** begin Records provided **

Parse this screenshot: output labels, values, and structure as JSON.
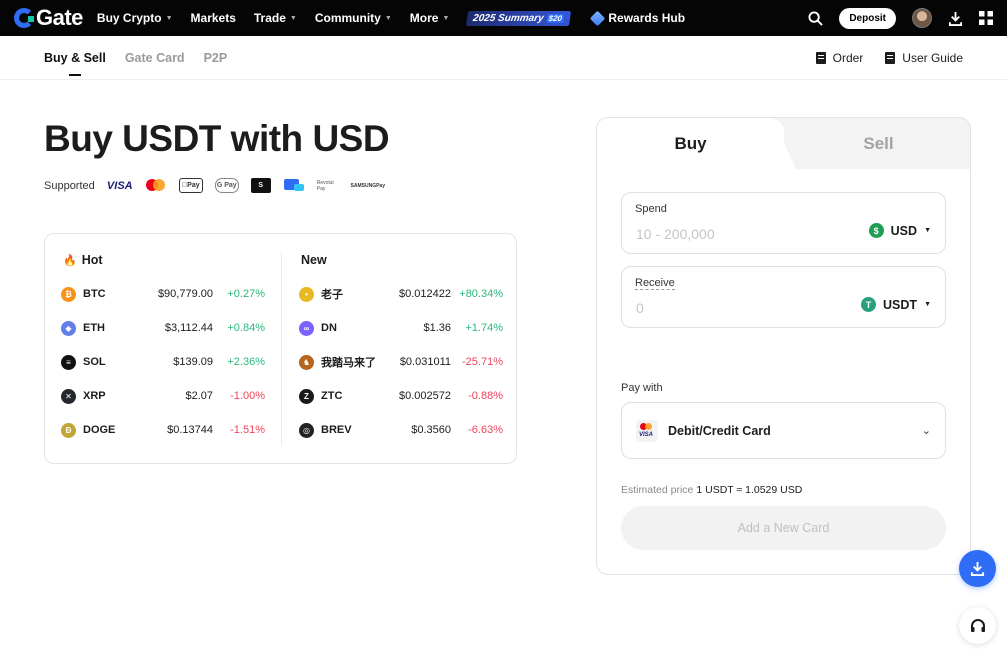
{
  "nav": {
    "logo": "Gate",
    "items": [
      {
        "label": "Buy Crypto",
        "dropdown": true
      },
      {
        "label": "Markets",
        "dropdown": false
      },
      {
        "label": "Trade",
        "dropdown": true
      },
      {
        "label": "Community",
        "dropdown": true
      },
      {
        "label": "More",
        "dropdown": true
      }
    ],
    "summary_banner": "2025 Summary",
    "summary_badge": "$20",
    "rewards": "Rewards Hub",
    "deposit": "Deposit",
    "icons": [
      "search-icon",
      "avatar",
      "download-icon",
      "grid-icon"
    ]
  },
  "subnav": {
    "tabs": [
      "Buy & Sell",
      "Gate Card",
      "P2P"
    ],
    "active": 0,
    "order": "Order",
    "guide": "User Guide"
  },
  "page": {
    "title": "Buy USDT with USD",
    "supported_label": "Supported",
    "payment_logos": [
      "VISA",
      "Mastercard",
      "Apple Pay",
      "Google Pay",
      "Skrill",
      "Bank",
      "Revolut Pay",
      "Samsung Pay"
    ],
    "payment_text": {
      "visa": "VISA",
      "applepay": "Pay",
      "gpay": "G Pay",
      "skrill": "S",
      "revolut": "Revolut Pay",
      "samsung_1": "SAMSUNG",
      "samsung_2": "Pay"
    }
  },
  "market": {
    "hot_title": "Hot",
    "new_title": "New",
    "hot": [
      {
        "symbol": "BTC",
        "price": "$90,779.00",
        "change": "+0.27%",
        "dir": "up",
        "color": "#f7931a",
        "glyph": "₿"
      },
      {
        "symbol": "ETH",
        "price": "$3,112.44",
        "change": "+0.84%",
        "dir": "up",
        "color": "#627eea",
        "glyph": "◆"
      },
      {
        "symbol": "SOL",
        "price": "$139.09",
        "change": "+2.36%",
        "dir": "up",
        "color": "#111111",
        "glyph": "≡"
      },
      {
        "symbol": "XRP",
        "price": "$2.07",
        "change": "-1.00%",
        "dir": "down",
        "color": "#23292f",
        "glyph": "✕"
      },
      {
        "symbol": "DOGE",
        "price": "$0.13744",
        "change": "-1.51%",
        "dir": "down",
        "color": "#c2a633",
        "glyph": "Ð"
      }
    ],
    "new": [
      {
        "symbol": "老子",
        "price": "$0.012422",
        "change": "+80.34%",
        "dir": "up",
        "color": "#e8b923",
        "glyph": "•"
      },
      {
        "symbol": "DN",
        "price": "$1.36",
        "change": "+1.74%",
        "dir": "up",
        "color": "#7b61ff",
        "glyph": "∞"
      },
      {
        "symbol": "我踏马来了",
        "price": "$0.031011",
        "change": "-25.71%",
        "dir": "down",
        "color": "#b5651d",
        "glyph": "♞"
      },
      {
        "symbol": "ZTC",
        "price": "$0.002572",
        "change": "-0.88%",
        "dir": "down",
        "color": "#1a1a1a",
        "glyph": "Z"
      },
      {
        "symbol": "BREV",
        "price": "$0.3560",
        "change": "-6.63%",
        "dir": "down",
        "color": "#222222",
        "glyph": "◎"
      }
    ]
  },
  "trade": {
    "tab_buy": "Buy",
    "tab_sell": "Sell",
    "spend_label": "Spend",
    "spend_placeholder": "10 - 200,000",
    "spend_currency": "USD",
    "receive_label": "Receive",
    "receive_placeholder": "0",
    "receive_currency": "USDT",
    "pay_with_label": "Pay with",
    "pay_method": "Debit/Credit Card",
    "card_icon_text": "VISA",
    "est_label": "Estimated price",
    "est_value": "1 USDT ≈ 1.0529 USD",
    "add_card": "Add a New Card"
  },
  "colors": {
    "brand_blue": "#2f6df6",
    "up": "#2bb87b",
    "down": "#f0445a"
  }
}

** end Records provided **

■ **Requirement**: Without the pictures, copy the material exactly as given.

■ **Exercise result**:
Parse this screenshot: output labels, values, and structure as JSON.
{
  "nav": {
    "logo": "Gate",
    "items": [
      {
        "label": "Buy Crypto",
        "dropdown": true
      },
      {
        "label": "Markets",
        "dropdown": false
      },
      {
        "label": "Trade",
        "dropdown": true
      },
      {
        "label": "Community",
        "dropdown": true
      },
      {
        "label": "More",
        "dropdown": true
      }
    ],
    "summary_banner": "2025 Summary",
    "summary_badge": "$20",
    "rewards": "Rewards Hub",
    "deposit": "Deposit",
    "icons": [
      "search-icon",
      "avatar",
      "download-icon",
      "grid-icon"
    ]
  },
  "subnav": {
    "tabs": [
      "Buy & Sell",
      "Gate Card",
      "P2P"
    ],
    "active": 0,
    "order": "Order",
    "guide": "User Guide"
  },
  "page": {
    "title": "Buy USDT with USD",
    "supported_label": "Supported",
    "payment_logos": [
      "VISA",
      "Mastercard",
      "Apple Pay",
      "Google Pay",
      "Skrill",
      "Bank",
      "Revolut Pay",
      "Samsung Pay"
    ],
    "payment_text": {
      "visa": "VISA",
      "applepay": "Pay",
      "gpay": "G Pay",
      "skrill": "S",
      "revolut": "Revolut Pay",
      "samsung_1": "SAMSUNG",
      "samsung_2": "Pay"
    }
  },
  "market": {
    "hot_title": "Hot",
    "new_title": "New",
    "hot": [
      {
        "symbol": "BTC",
        "price": "$90,779.00",
        "change": "+0.27%",
        "dir": "up",
        "color": "#f7931a",
        "glyph": "₿"
      },
      {
        "symbol": "ETH",
        "price": "$3,112.44",
        "change": "+0.84%",
        "dir": "up",
        "color": "#627eea",
        "glyph": "◆"
      },
      {
        "symbol": "SOL",
        "price": "$139.09",
        "change": "+2.36%",
        "dir": "up",
        "color": "#111111",
        "glyph": "≡"
      },
      {
        "symbol": "XRP",
        "price": "$2.07",
        "change": "-1.00%",
        "dir": "down",
        "color": "#23292f",
        "glyph": "✕"
      },
      {
        "symbol": "DOGE",
        "price": "$0.13744",
        "change": "-1.51%",
        "dir": "down",
        "color": "#c2a633",
        "glyph": "Ð"
      }
    ],
    "new": [
      {
        "symbol": "老子",
        "price": "$0.012422",
        "change": "+80.34%",
        "dir": "up",
        "color": "#e8b923",
        "glyph": "•"
      },
      {
        "symbol": "DN",
        "price": "$1.36",
        "change": "+1.74%",
        "dir": "up",
        "color": "#7b61ff",
        "glyph": "∞"
      },
      {
        "symbol": "我踏马来了",
        "price": "$0.031011",
        "change": "-25.71%",
        "dir": "down",
        "color": "#b5651d",
        "glyph": "♞"
      },
      {
        "symbol": "ZTC",
        "price": "$0.002572",
        "change": "-0.88%",
        "dir": "down",
        "color": "#1a1a1a",
        "glyph": "Z"
      },
      {
        "symbol": "BREV",
        "price": "$0.3560",
        "change": "-6.63%",
        "dir": "down",
        "color": "#222222",
        "glyph": "◎"
      }
    ]
  },
  "trade": {
    "tab_buy": "Buy",
    "tab_sell": "Sell",
    "spend_label": "Spend",
    "spend_placeholder": "10 - 200,000",
    "spend_currency": "USD",
    "receive_label": "Receive",
    "receive_placeholder": "0",
    "receive_currency": "USDT",
    "pay_with_label": "Pay with",
    "pay_method": "Debit/Credit Card",
    "card_icon_text": "VISA",
    "est_label": "Estimated price",
    "est_value": "1 USDT ≈ 1.0529 USD",
    "add_card": "Add a New Card"
  },
  "colors": {
    "brand_blue": "#2f6df6",
    "up": "#2bb87b",
    "down": "#f0445a"
  }
}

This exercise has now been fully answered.